Dataset items
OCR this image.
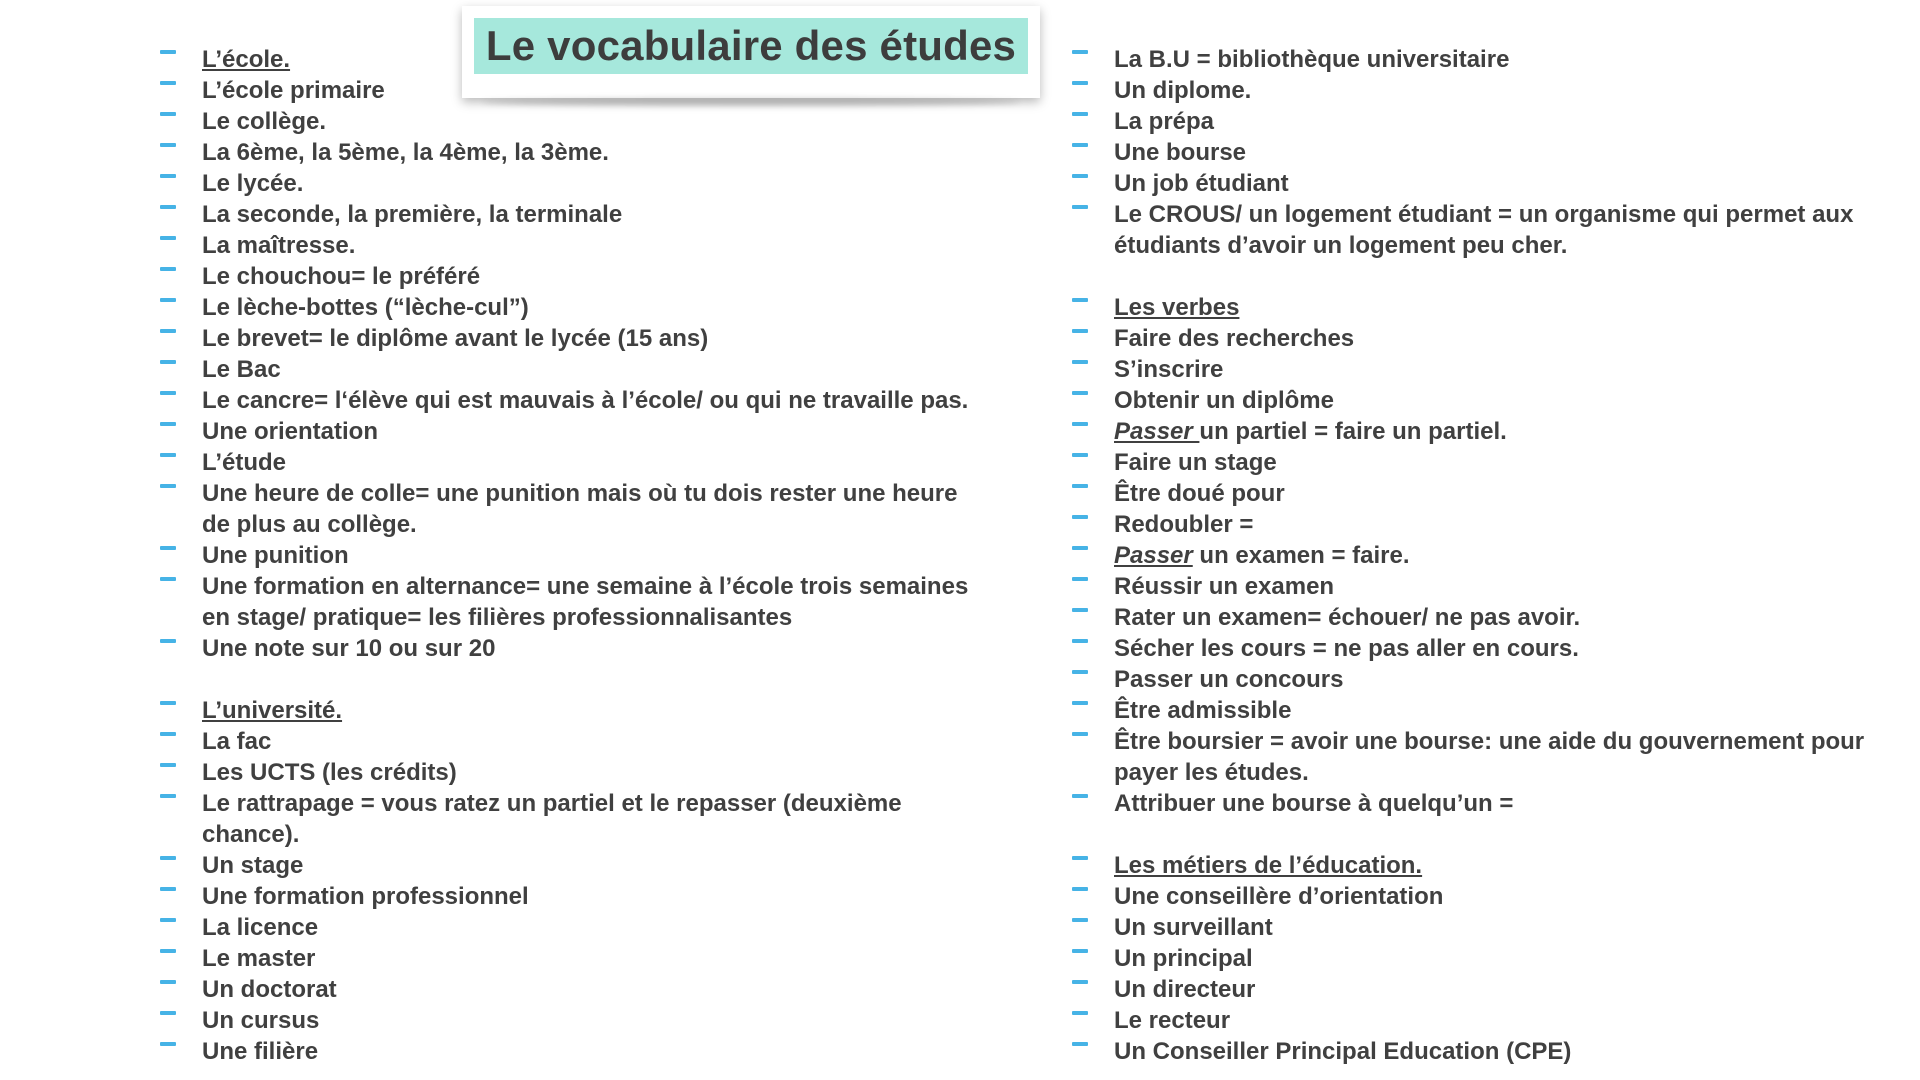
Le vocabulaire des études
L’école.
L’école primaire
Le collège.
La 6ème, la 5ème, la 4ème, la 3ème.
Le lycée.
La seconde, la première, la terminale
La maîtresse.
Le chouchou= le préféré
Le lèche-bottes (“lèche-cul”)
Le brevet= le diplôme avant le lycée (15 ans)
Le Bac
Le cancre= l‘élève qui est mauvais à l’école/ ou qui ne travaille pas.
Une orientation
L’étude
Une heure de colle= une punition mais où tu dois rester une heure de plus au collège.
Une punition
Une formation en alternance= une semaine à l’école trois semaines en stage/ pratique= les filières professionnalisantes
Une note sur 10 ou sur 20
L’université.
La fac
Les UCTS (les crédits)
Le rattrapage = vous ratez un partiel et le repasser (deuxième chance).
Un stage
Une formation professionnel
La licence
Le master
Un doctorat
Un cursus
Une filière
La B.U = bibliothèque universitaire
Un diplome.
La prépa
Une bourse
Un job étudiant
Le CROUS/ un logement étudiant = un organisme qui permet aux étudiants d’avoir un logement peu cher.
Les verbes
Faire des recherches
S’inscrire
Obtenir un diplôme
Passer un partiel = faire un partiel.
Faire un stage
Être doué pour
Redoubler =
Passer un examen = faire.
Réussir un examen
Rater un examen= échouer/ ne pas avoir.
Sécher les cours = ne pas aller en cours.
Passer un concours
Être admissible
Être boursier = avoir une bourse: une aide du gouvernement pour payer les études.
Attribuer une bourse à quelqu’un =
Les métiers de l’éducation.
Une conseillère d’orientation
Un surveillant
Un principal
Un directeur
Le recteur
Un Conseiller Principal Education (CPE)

_Problem statement_: Go through the records. Copy each line where "punition" appears.

_Solution for this task_:
Une heure de colle= une punition mais où tu dois rester une heure de plus au collège.
Une punition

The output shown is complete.